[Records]
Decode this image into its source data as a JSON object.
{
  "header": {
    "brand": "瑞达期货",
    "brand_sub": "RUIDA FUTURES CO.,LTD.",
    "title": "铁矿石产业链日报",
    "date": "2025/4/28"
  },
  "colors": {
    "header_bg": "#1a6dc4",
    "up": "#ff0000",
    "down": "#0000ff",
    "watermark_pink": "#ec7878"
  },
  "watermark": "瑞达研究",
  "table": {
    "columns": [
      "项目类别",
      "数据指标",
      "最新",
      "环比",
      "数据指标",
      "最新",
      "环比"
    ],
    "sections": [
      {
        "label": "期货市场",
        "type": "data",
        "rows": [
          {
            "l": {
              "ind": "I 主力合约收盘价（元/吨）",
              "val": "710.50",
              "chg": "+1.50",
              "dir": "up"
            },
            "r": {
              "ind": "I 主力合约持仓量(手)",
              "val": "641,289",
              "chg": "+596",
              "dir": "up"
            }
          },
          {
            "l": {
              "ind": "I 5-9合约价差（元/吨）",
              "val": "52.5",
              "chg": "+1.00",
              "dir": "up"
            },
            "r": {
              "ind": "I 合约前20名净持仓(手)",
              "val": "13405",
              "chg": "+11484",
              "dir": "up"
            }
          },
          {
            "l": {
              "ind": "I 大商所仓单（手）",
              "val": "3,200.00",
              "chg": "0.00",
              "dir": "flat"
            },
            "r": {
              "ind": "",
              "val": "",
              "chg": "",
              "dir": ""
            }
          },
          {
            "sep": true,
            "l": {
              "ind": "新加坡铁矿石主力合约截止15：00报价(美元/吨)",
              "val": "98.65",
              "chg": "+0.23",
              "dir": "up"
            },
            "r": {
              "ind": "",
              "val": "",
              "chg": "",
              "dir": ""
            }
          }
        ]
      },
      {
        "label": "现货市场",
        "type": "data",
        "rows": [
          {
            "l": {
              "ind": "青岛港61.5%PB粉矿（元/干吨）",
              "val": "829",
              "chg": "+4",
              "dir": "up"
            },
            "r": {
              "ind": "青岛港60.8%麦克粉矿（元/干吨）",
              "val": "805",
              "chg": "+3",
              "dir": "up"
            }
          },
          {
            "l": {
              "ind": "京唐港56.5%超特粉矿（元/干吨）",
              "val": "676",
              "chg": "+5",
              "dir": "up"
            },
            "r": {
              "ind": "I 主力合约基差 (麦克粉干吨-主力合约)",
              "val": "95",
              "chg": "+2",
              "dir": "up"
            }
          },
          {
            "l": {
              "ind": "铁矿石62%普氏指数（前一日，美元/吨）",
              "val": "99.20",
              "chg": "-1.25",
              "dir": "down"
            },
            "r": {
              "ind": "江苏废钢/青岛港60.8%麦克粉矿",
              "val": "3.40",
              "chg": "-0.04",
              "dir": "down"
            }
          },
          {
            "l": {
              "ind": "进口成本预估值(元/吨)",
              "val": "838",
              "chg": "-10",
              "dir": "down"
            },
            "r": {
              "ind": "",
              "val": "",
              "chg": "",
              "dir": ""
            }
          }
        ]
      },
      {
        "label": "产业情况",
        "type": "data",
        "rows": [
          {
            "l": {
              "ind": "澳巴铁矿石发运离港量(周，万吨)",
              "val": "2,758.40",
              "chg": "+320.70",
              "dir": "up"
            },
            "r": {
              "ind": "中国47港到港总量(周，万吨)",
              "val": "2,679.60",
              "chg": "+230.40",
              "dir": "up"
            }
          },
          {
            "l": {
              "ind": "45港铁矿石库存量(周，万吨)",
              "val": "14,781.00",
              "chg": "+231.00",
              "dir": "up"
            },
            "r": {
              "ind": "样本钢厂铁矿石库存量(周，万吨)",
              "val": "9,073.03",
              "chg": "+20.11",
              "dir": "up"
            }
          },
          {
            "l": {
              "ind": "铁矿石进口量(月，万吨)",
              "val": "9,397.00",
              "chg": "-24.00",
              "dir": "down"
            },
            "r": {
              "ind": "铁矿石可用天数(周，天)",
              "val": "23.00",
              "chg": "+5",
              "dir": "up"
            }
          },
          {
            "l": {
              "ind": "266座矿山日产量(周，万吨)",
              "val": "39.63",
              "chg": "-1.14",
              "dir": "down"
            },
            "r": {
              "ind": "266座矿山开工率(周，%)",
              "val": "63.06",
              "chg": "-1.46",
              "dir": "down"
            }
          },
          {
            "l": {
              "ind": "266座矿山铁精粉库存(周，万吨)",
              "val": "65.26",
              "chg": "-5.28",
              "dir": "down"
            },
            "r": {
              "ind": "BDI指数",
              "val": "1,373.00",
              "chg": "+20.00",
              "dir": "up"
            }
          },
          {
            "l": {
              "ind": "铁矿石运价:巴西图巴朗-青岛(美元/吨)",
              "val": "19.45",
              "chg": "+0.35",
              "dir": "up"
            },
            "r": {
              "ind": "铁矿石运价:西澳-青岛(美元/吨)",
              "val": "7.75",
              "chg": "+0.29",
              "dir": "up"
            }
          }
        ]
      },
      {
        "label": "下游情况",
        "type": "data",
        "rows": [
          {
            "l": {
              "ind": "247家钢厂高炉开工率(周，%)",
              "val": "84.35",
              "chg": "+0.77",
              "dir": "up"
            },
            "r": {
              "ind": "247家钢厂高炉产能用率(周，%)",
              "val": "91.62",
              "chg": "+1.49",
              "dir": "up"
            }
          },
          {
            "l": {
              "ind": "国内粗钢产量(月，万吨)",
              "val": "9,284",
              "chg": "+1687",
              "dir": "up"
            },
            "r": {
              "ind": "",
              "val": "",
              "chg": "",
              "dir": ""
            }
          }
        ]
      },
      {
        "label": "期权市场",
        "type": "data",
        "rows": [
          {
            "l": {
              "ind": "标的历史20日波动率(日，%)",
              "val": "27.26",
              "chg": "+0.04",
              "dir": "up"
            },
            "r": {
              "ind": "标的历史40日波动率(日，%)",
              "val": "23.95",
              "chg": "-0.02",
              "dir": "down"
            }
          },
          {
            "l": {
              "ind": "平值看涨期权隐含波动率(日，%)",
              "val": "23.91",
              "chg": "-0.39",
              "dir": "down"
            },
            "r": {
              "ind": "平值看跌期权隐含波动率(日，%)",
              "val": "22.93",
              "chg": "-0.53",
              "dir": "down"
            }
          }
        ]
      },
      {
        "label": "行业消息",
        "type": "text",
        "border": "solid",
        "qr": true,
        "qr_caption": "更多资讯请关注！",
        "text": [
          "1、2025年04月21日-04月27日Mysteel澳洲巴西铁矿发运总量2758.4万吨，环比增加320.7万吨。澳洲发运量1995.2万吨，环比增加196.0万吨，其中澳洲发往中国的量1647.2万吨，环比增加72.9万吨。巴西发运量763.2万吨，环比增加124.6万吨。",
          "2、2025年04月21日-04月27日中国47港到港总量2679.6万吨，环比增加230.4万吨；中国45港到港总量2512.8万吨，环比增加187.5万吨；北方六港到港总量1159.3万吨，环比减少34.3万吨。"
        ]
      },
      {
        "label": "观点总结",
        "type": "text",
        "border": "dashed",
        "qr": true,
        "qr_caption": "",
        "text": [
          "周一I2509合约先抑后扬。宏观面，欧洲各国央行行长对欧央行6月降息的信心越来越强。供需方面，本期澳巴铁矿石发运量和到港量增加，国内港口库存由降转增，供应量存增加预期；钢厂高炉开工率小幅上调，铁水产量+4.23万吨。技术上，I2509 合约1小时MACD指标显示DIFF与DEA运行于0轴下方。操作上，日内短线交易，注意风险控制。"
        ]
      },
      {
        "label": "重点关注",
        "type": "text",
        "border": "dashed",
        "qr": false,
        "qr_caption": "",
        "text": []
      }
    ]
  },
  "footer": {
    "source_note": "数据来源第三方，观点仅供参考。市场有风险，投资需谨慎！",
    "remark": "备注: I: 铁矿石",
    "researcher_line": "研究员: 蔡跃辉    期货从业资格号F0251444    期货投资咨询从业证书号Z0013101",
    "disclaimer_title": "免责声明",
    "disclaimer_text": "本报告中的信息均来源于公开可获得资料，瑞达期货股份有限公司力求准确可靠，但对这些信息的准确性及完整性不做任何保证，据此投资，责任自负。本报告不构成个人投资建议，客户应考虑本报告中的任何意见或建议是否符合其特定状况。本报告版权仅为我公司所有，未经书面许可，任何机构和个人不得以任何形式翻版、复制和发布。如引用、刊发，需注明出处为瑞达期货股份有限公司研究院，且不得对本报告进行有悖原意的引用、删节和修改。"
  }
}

◆ Request: Across the entries above, how many lines contain "label"? Provide only the count.

◆ Complete response: 8